■ Problem to solve
Could every line of the data be printed exactly as it reads?

■ Given data
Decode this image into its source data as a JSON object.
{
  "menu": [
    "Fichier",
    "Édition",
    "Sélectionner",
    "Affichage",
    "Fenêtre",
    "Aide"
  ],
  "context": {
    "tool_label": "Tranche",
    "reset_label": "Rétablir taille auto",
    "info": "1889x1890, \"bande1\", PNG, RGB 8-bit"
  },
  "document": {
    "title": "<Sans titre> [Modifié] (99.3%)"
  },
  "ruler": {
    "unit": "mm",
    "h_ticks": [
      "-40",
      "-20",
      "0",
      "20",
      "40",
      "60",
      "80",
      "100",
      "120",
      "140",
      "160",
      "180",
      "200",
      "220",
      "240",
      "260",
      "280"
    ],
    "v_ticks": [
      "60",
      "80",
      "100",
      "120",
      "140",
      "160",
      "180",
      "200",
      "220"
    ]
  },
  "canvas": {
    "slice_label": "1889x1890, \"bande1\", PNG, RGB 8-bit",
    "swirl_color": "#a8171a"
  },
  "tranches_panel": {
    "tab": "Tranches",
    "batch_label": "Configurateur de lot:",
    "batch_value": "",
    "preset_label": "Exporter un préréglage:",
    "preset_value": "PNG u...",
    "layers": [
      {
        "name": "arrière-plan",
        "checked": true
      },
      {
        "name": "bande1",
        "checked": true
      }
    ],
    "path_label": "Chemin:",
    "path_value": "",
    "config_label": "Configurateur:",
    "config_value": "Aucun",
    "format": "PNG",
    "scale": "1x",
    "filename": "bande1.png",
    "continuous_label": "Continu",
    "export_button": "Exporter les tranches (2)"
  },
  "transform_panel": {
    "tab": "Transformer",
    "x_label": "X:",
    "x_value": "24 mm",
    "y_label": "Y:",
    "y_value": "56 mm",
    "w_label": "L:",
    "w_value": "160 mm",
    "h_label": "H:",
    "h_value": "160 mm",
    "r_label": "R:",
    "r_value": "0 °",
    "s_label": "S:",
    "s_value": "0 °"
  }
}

■ Solution for this problem
Decode this image into its source data as a JSON object.
{
  "menu": [
    "Fichier",
    "Édition",
    "Sélectionner",
    "Affichage",
    "Fenêtre",
    "Aide"
  ],
  "context": {
    "tool_label": "Tranche",
    "reset_label": "Rétablir taille auto",
    "info": "1889x1890, \"bande1\", PNG, RGB 8-bit"
  },
  "document": {
    "title": "<Sans titre> [Modifié] (99.3%)"
  },
  "ruler": {
    "unit": "mm",
    "h_ticks": [
      "-40",
      "-20",
      "0",
      "20",
      "40",
      "60",
      "80",
      "100",
      "120",
      "140",
      "160",
      "180",
      "200",
      "220",
      "240",
      "260",
      "280"
    ],
    "v_ticks": [
      "60",
      "80",
      "100",
      "120",
      "140",
      "160",
      "180",
      "200",
      "220"
    ]
  },
  "canvas": {
    "slice_label": "1889x1890, \"bande1\", PNG, RGB 8-bit",
    "swirl_color": "#a8171a"
  },
  "tranches_panel": {
    "tab": "Tranches",
    "batch_label": "Configurateur de lot:",
    "batch_value": "",
    "preset_label": "Exporter un préréglage:",
    "preset_value": "PNG u...",
    "layers": [
      {
        "name": "arrière-plan",
        "checked": true
      },
      {
        "name": "bande1",
        "checked": true
      }
    ],
    "path_label": "Chemin:",
    "path_value": "",
    "config_label": "Configurateur:",
    "config_value": "Aucun",
    "format": "PNG",
    "scale": "1x",
    "filename": "bande1.png",
    "continuous_label": "Continu",
    "export_button": "Exporter les tranches (2)"
  },
  "transform_panel": {
    "tab": "Transformer",
    "x_label": "X:",
    "x_value": "24 mm",
    "y_label": "Y:",
    "y_value": "56 mm",
    "w_label": "L:",
    "w_value": "160 mm",
    "h_label": "H:",
    "h_value": "160 mm",
    "r_label": "R:",
    "r_value": "0 °",
    "s_label": "S:",
    "s_value": "0 °"
  }
}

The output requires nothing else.